▸ **Do this**:
Show every line below where "sight" can be found.

[Stored records]
======

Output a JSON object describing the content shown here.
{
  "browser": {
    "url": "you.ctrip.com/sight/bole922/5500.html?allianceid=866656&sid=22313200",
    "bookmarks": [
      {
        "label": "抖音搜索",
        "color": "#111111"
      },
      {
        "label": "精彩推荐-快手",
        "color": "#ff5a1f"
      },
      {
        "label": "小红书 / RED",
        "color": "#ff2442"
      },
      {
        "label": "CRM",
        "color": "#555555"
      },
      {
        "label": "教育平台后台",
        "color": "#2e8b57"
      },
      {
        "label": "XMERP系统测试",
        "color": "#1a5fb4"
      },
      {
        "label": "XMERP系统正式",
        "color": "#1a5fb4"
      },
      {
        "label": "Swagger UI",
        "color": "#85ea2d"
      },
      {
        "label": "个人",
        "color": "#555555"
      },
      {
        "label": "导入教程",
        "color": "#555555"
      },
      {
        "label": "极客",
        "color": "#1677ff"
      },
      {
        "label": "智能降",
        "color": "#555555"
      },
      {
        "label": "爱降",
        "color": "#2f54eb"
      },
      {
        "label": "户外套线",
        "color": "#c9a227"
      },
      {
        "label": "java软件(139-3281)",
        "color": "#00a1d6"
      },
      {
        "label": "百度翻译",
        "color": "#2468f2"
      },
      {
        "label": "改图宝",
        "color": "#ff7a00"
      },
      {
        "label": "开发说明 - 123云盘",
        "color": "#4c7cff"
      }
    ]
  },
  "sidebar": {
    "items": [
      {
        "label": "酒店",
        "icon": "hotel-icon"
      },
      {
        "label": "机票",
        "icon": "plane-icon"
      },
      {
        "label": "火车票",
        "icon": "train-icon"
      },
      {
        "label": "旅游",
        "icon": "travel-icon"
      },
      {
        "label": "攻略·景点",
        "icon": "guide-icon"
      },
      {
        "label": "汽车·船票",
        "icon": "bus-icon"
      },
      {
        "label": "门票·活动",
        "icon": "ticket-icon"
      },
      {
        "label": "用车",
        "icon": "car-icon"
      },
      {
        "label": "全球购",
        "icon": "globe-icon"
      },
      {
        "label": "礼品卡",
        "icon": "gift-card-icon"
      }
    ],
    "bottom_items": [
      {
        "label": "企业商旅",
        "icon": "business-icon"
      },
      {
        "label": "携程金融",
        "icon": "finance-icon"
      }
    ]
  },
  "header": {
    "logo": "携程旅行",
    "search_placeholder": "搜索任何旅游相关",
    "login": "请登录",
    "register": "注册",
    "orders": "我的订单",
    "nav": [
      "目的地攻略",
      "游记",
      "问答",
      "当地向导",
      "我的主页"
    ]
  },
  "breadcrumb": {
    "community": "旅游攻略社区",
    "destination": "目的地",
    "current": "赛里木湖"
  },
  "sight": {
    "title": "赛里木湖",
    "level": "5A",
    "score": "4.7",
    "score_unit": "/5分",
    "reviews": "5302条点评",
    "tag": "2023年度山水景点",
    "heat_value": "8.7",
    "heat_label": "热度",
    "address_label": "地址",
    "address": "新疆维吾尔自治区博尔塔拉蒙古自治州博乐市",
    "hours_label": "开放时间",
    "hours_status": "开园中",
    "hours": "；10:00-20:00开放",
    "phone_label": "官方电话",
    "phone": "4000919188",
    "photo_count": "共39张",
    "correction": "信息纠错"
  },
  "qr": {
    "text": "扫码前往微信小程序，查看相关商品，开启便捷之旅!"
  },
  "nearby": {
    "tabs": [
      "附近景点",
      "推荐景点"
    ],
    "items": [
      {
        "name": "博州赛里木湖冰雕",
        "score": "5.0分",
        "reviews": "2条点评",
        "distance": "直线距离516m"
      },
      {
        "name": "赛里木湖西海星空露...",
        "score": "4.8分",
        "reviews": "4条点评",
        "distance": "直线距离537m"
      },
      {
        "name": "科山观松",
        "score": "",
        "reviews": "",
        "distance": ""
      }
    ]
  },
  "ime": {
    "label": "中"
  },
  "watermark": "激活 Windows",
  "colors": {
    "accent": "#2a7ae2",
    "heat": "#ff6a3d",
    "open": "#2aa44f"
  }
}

======

▸ **Answer for the task**:
    "url": "you.ctrip.com/sight/bole922/5500.html?allianceid=866656&sid=22313200",
  "sight": {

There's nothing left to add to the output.